**What the task asks**
Extract each line of the data below exactly as written.

**Extracted data**
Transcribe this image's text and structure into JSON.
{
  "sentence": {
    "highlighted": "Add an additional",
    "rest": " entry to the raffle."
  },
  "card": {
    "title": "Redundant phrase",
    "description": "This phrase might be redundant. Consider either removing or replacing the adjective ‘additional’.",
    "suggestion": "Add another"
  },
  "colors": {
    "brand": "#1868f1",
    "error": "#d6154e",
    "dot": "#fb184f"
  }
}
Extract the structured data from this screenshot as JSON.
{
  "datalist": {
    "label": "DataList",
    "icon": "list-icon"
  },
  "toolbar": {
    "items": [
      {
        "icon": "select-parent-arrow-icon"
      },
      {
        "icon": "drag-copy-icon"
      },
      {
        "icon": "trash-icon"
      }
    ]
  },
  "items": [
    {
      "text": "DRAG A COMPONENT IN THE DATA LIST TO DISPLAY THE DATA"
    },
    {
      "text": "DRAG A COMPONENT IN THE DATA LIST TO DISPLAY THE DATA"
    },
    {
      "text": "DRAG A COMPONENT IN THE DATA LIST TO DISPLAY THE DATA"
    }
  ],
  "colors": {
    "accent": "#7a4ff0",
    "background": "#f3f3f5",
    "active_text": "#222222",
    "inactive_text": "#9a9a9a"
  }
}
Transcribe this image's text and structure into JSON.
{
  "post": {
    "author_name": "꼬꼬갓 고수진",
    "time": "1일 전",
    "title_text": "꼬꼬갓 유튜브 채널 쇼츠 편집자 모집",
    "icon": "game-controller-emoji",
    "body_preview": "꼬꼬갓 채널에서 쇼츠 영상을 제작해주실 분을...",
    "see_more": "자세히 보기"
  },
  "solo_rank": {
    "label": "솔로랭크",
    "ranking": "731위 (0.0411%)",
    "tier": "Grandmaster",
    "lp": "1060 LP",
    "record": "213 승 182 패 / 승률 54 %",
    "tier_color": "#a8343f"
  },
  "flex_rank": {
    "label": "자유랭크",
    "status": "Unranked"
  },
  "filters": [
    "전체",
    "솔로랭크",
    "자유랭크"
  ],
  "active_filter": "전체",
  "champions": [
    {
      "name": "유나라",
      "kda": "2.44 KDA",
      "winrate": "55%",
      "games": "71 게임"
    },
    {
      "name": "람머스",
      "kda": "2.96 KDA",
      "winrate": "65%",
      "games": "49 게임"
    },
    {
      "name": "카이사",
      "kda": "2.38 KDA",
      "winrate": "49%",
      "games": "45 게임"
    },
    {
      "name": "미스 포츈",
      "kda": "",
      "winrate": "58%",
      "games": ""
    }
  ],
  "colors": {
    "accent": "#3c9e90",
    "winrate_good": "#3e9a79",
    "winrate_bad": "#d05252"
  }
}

**Response below**
Transcribe this image's text and structure into JSON.
{
  "sentence": {
    "highlighted": "Add an additional",
    "rest": " entry to the raffle."
  },
  "card": {
    "title": "Redundant phrase",
    "description": "This phrase might be redundant. Consider either removing or replacing the adjective ‘additional’.",
    "suggestion": "Add another"
  },
  "colors": {
    "brand": "#1868f1",
    "error": "#d6154e",
    "dot": "#fb184f"
  }
}
Extract the structured data from this screenshot as JSON.
{
  "datalist": {
    "label": "DataList",
    "icon": "list-icon"
  },
  "toolbar": {
    "items": [
      {
        "icon": "select-parent-arrow-icon"
      },
      {
        "icon": "drag-copy-icon"
      },
      {
        "icon": "trash-icon"
      }
    ]
  },
  "items": [
    {
      "text": "DRAG A COMPONENT IN THE DATA LIST TO DISPLAY THE DATA"
    },
    {
      "text": "DRAG A COMPONENT IN THE DATA LIST TO DISPLAY THE DATA"
    },
    {
      "text": "DRAG A COMPONENT IN THE DATA LIST TO DISPLAY THE DATA"
    }
  ],
  "colors": {
    "accent": "#7a4ff0",
    "background": "#f3f3f5",
    "active_text": "#222222",
    "inactive_text": "#9a9a9a"
  }
}
Transcribe this image's text and structure into JSON.
{
  "post": {
    "author_name": "꼬꼬갓 고수진",
    "time": "1일 전",
    "title_text": "꼬꼬갓 유튜브 채널 쇼츠 편집자 모집",
    "icon": "game-controller-emoji",
    "body_preview": "꼬꼬갓 채널에서 쇼츠 영상을 제작해주실 분을...",
    "see_more": "자세히 보기"
  },
  "solo_rank": {
    "label": "솔로랭크",
    "ranking": "731위 (0.0411%)",
    "tier": "Grandmaster",
    "lp": "1060 LP",
    "record": "213 승 182 패 / 승률 54 %",
    "tier_color": "#a8343f"
  },
  "flex_rank": {
    "label": "자유랭크",
    "status": "Unranked"
  },
  "filters": [
    "전체",
    "솔로랭크",
    "자유랭크"
  ],
  "active_filter": "전체",
  "champions": [
    {
      "name": "유나라",
      "kda": "2.44 KDA",
      "winrate": "55%",
      "games": "71 게임"
    },
    {
      "name": "람머스",
      "kda": "2.96 KDA",
      "winrate": "65%",
      "games": "49 게임"
    },
    {
      "name": "카이사",
      "kda": "2.38 KDA",
      "winrate": "49%",
      "games": "45 게임"
    },
    {
      "name": "미스 포츈",
      "kda": "",
      "winrate": "58%",
      "games": ""
    }
  ],
  "colors": {
    "accent": "#3c9e90",
    "winrate_good": "#3e9a79",
    "winrate_bad": "#d05252"
  }
}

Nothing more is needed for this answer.